=== SHORT TASK ===
Scan the records and identify every line in which the string "УЧЕНИЦЕ" occurs, then return those lines.

=== TASK DATA ===
>>>
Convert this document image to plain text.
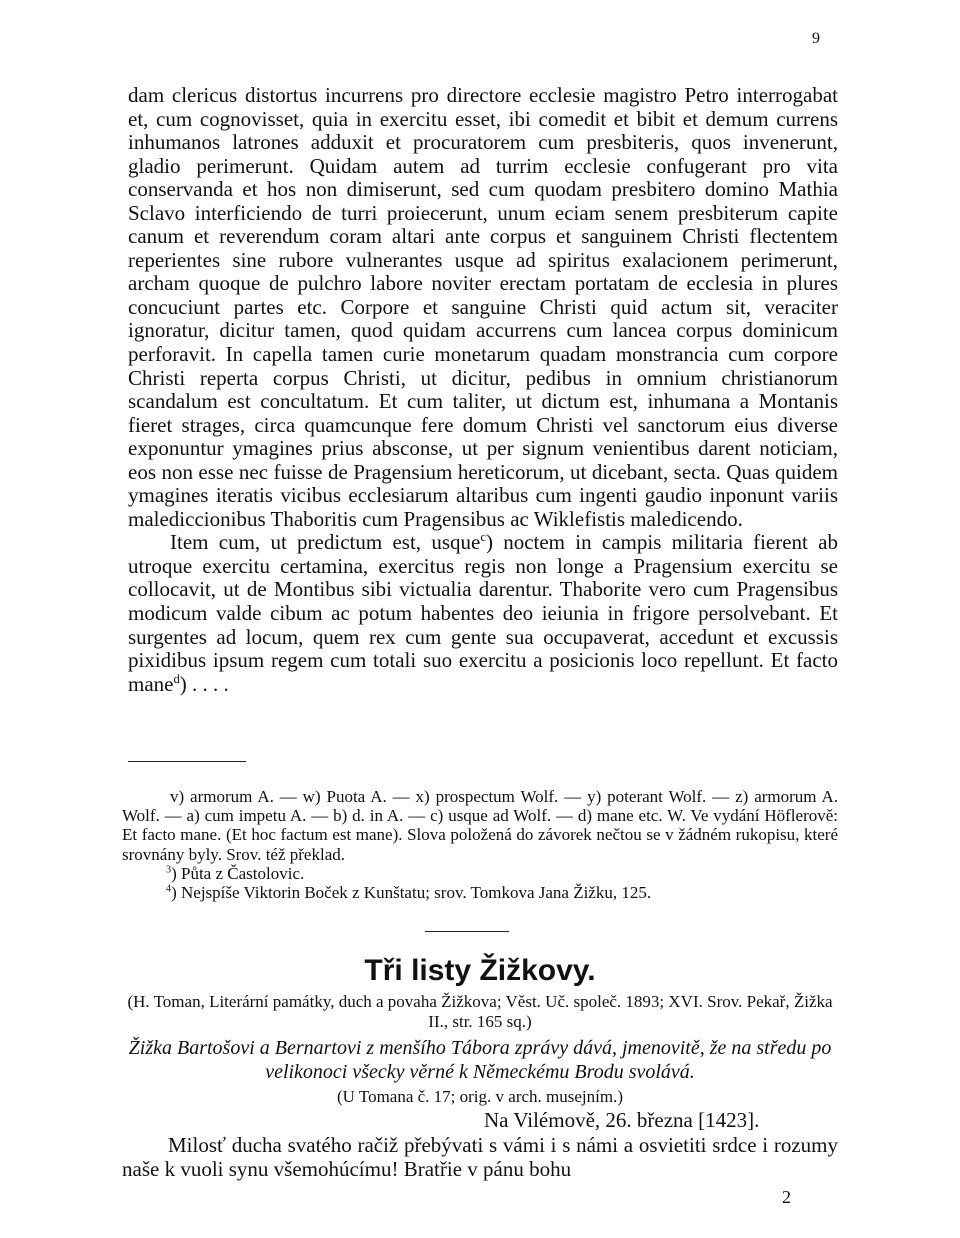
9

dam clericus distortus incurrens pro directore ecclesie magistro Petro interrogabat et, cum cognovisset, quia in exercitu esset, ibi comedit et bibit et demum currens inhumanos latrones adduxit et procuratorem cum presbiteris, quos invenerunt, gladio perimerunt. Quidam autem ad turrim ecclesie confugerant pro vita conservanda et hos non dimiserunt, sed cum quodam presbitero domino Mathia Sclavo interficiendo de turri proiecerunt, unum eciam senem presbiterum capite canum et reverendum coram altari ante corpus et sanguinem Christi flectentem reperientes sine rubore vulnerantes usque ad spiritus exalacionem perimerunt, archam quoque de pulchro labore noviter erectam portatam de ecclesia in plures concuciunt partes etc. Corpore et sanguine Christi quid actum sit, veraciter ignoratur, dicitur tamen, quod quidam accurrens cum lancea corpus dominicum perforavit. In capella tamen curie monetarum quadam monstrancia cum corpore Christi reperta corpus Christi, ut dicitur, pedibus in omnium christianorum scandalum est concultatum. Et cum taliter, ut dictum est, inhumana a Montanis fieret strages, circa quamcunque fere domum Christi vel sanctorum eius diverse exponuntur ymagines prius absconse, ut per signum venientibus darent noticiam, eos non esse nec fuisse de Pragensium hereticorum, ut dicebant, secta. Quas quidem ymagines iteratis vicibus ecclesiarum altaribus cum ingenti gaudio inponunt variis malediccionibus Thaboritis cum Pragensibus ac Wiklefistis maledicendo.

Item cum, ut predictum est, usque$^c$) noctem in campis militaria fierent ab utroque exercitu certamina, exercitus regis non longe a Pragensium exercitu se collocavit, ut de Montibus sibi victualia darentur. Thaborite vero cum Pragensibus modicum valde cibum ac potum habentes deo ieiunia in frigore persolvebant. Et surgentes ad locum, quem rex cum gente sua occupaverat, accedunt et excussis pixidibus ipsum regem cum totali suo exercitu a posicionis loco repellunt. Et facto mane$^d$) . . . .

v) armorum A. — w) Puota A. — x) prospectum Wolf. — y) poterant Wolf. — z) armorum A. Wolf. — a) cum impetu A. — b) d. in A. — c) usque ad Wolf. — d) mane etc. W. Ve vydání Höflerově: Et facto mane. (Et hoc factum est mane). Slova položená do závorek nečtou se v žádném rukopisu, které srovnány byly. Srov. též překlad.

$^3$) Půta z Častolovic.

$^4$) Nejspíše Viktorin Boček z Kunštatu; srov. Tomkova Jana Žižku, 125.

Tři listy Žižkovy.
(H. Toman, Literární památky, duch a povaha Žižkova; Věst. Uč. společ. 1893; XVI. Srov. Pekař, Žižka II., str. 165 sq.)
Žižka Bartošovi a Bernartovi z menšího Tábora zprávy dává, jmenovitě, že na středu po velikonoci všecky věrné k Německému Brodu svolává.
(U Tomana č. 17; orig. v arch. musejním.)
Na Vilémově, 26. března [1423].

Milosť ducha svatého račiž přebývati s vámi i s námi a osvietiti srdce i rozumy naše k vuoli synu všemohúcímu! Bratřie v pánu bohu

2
<<<
>>>
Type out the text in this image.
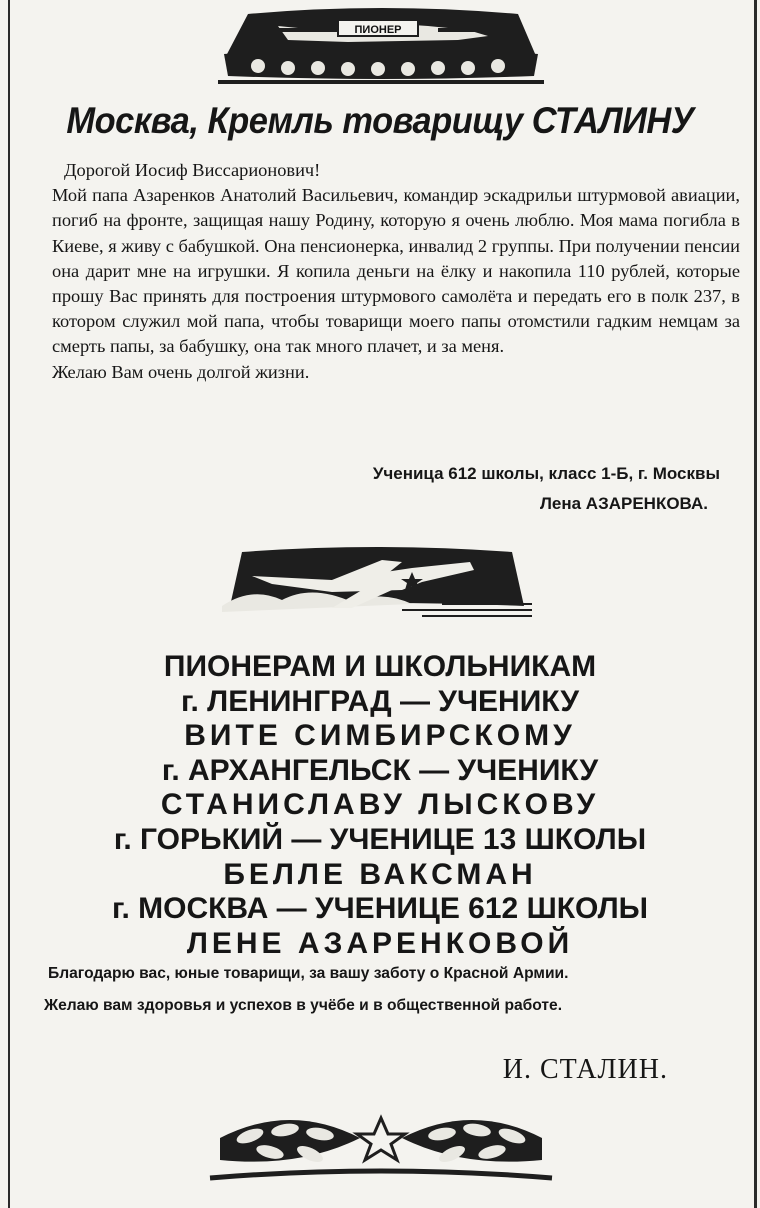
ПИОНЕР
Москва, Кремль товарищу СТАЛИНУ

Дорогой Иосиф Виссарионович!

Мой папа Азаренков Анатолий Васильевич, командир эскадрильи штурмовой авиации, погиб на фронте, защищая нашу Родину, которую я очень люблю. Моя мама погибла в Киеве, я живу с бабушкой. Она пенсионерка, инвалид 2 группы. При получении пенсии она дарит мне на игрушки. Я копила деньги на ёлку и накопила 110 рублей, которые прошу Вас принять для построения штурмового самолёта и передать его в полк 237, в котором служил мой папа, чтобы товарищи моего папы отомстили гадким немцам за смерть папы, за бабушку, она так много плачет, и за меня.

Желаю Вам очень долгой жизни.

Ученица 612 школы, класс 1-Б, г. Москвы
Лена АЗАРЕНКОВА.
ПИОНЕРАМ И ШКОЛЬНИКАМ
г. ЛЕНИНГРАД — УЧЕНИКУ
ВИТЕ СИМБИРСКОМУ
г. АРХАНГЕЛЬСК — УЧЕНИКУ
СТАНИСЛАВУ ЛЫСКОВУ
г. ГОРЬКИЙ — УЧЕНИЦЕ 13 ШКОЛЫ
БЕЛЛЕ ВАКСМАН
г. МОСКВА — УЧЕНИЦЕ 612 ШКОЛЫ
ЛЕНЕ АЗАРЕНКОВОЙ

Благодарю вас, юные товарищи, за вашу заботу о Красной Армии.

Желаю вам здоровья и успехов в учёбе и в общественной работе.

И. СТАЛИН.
<<<
>>>
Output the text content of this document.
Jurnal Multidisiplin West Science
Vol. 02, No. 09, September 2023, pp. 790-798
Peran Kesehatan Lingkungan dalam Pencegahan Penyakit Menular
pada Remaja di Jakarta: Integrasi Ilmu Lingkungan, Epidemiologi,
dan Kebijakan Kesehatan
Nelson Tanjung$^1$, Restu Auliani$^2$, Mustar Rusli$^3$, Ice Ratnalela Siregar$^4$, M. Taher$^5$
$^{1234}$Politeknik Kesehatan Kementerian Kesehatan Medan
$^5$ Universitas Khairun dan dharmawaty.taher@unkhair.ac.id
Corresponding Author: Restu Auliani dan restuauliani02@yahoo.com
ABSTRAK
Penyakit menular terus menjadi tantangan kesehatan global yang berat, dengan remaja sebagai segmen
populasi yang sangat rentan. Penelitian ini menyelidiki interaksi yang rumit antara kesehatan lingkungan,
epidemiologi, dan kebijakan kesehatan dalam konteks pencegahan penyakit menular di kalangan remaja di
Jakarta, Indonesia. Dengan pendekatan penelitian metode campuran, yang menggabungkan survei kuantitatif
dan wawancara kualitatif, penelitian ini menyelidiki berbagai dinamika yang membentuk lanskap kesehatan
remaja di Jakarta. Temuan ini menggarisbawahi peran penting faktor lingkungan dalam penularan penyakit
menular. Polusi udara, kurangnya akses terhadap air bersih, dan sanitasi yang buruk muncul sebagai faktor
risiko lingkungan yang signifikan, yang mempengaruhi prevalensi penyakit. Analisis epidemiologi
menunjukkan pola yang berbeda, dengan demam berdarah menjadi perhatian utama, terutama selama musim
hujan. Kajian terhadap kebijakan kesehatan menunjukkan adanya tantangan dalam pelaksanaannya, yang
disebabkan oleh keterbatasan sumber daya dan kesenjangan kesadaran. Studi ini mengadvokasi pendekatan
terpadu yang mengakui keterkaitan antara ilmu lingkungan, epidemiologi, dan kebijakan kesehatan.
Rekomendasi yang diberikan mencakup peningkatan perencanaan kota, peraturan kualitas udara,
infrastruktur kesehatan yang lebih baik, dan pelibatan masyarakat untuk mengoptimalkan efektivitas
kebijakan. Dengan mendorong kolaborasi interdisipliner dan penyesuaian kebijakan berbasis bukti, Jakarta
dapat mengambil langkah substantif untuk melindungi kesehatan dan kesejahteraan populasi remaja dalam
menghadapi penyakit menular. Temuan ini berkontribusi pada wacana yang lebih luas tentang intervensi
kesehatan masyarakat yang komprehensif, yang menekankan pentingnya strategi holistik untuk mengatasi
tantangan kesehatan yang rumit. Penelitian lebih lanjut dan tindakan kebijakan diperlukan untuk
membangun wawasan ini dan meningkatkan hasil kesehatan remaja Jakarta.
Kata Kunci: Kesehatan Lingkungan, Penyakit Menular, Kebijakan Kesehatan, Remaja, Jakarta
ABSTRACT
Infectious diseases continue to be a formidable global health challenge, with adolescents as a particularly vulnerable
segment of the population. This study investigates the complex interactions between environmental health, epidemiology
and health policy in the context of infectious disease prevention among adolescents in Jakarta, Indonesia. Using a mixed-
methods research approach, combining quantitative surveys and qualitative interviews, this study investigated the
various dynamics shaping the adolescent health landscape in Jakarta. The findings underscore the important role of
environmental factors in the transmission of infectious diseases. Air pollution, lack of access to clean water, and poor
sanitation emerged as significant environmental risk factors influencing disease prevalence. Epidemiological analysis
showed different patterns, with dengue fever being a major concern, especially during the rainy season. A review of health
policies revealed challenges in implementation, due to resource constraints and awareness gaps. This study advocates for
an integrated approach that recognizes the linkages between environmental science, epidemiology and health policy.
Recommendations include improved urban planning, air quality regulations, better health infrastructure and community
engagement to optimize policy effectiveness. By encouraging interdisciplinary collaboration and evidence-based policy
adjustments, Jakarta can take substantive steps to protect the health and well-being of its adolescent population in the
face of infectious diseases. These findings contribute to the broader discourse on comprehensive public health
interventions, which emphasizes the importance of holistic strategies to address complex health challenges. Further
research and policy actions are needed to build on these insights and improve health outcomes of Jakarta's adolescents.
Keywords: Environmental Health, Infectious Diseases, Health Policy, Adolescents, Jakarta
<<<
=== RESULT OF THE TASK ===
г. ГОРЬКИЙ — УЧЕНИЦЕ 13 ШКОЛЫ
г. МОСКВА — УЧЕНИЦЕ 612 ШКОЛЫ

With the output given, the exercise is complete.